Reproduce the rows below word for word, from the start of the rows through the line that contains "lcd-l1: DURATION [66, 212, 154, 220]", with both ends included.

* _Materials provided_:
○ ○ ○ ○ ○
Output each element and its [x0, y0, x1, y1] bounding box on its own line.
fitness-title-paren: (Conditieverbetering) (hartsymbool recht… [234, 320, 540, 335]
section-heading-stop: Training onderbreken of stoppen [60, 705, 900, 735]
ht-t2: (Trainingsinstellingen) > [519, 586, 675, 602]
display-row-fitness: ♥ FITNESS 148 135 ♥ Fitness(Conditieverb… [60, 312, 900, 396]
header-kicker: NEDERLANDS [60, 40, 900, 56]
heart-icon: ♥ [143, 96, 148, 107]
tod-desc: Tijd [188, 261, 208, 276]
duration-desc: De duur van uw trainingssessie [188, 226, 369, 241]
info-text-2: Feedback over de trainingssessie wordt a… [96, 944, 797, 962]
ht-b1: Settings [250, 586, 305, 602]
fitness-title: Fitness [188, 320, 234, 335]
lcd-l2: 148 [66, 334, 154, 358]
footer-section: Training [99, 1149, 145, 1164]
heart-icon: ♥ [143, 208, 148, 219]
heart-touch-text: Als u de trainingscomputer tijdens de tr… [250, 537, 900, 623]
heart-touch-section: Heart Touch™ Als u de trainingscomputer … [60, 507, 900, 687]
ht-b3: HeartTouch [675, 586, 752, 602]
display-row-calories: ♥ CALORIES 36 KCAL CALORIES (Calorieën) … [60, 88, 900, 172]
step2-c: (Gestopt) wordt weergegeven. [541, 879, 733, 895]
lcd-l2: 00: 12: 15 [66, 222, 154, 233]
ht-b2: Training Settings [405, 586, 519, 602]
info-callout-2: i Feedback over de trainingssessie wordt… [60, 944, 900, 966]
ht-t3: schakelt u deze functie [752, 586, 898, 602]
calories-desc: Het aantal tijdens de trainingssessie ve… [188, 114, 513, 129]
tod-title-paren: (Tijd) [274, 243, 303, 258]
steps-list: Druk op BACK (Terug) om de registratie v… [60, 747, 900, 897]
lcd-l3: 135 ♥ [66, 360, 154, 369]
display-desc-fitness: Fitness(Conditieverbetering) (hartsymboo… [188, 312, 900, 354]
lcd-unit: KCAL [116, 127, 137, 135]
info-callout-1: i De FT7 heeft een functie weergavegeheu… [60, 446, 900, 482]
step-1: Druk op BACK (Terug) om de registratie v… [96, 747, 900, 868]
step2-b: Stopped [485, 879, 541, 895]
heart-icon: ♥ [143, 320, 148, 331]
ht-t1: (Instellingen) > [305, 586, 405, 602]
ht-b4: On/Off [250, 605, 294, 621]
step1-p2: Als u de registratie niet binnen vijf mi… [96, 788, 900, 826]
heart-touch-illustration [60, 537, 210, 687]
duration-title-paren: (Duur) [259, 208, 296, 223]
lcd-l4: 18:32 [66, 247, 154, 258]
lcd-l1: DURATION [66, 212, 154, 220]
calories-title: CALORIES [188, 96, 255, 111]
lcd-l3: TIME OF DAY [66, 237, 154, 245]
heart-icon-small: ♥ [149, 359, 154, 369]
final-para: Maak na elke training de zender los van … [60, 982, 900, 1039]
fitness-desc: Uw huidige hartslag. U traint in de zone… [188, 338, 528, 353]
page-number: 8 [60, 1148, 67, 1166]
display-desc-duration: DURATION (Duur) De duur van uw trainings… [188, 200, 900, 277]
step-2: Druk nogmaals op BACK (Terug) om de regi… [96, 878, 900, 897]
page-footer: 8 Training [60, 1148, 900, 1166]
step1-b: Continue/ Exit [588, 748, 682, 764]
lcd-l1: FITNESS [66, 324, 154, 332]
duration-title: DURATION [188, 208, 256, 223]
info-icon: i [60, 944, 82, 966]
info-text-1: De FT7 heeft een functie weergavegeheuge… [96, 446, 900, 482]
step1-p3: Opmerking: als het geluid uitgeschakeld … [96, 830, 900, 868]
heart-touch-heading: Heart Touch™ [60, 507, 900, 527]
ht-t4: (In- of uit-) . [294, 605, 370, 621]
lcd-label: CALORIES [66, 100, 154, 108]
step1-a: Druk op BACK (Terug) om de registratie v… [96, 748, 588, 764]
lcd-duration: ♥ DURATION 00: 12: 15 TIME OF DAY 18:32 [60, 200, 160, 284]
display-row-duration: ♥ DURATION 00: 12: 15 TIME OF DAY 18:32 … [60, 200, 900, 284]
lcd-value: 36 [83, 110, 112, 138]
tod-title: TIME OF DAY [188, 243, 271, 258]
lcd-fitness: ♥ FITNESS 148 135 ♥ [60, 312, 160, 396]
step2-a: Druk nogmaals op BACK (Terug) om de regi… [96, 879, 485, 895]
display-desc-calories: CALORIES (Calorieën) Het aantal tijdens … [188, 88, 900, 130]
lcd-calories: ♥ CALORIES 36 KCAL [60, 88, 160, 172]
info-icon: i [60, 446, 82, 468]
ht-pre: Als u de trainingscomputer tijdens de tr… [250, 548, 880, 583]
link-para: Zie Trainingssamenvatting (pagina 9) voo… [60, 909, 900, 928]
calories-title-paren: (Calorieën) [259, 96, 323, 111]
○ ○ ○ ○ ○
* _Written response_:
Output each element and its [x0, y0, x1, y1] bounding box on its own line.
fitness-title-paren: (Conditieverbetering) (hartsymbool recht… [234, 320, 540, 335]
section-heading-stop: Training onderbreken of stoppen [60, 705, 900, 735]
ht-t2: (Trainingsinstellingen) > [519, 586, 675, 602]
display-row-fitness: ♥ FITNESS 148 135 ♥ Fitness(Conditieverb… [60, 312, 900, 396]
header-kicker: NEDERLANDS [60, 40, 900, 56]
heart-icon: ♥ [143, 96, 148, 107]
tod-desc: Tijd [188, 261, 208, 276]
duration-desc: De duur van uw trainingssessie [188, 226, 369, 241]
info-text-2: Feedback over de trainingssessie wordt a… [96, 944, 797, 962]
ht-b1: Settings [250, 586, 305, 602]
fitness-title: Fitness [188, 320, 234, 335]
lcd-l2: 148 [66, 334, 154, 358]
footer-section: Training [99, 1149, 145, 1164]
heart-icon: ♥ [143, 208, 148, 219]
heart-touch-text: Als u de trainingscomputer tijdens de tr… [250, 537, 900, 623]
heart-touch-section: Heart Touch™ Als u de trainingscomputer … [60, 507, 900, 687]
ht-b3: HeartTouch [675, 586, 752, 602]
display-row-calories: ♥ CALORIES 36 KCAL CALORIES (Calorieën) … [60, 88, 900, 172]
step2-c: (Gestopt) wordt weergegeven. [541, 879, 733, 895]
lcd-l2: 00: 12: 15 [66, 222, 154, 233]
ht-b2: Training Settings [405, 586, 519, 602]
info-callout-2: i Feedback over de trainingssessie wordt… [60, 944, 900, 966]
ht-t3: schakelt u deze functie [752, 586, 898, 602]
calories-desc: Het aantal tijdens de trainingssessie ve… [188, 114, 513, 129]
tod-title-paren: (Tijd) [274, 243, 303, 258]
steps-list: Druk op BACK (Terug) om de registratie v… [60, 747, 900, 897]
lcd-l3: 135 ♥ [66, 360, 154, 369]
display-desc-fitness: Fitness(Conditieverbetering) (hartsymboo… [188, 312, 900, 354]
lcd-unit: KCAL [116, 127, 137, 135]
info-callout-1: i De FT7 heeft een functie weergavegeheu… [60, 446, 900, 482]
step-1: Druk op BACK (Terug) om de registratie v… [96, 747, 900, 868]
step2-b: Stopped [485, 879, 541, 895]
heart-icon: ♥ [143, 320, 148, 331]
ht-t1: (Instellingen) > [305, 586, 405, 602]
ht-b4: On/Off [250, 605, 294, 621]
step1-p2: Als u de registratie niet binnen vijf mi… [96, 788, 900, 826]
heart-touch-illustration [60, 537, 210, 687]
duration-title-paren: (Duur) [259, 208, 296, 223]
lcd-l4: 18:32 [66, 247, 154, 258]
lcd-l1: DURATION [66, 212, 154, 220]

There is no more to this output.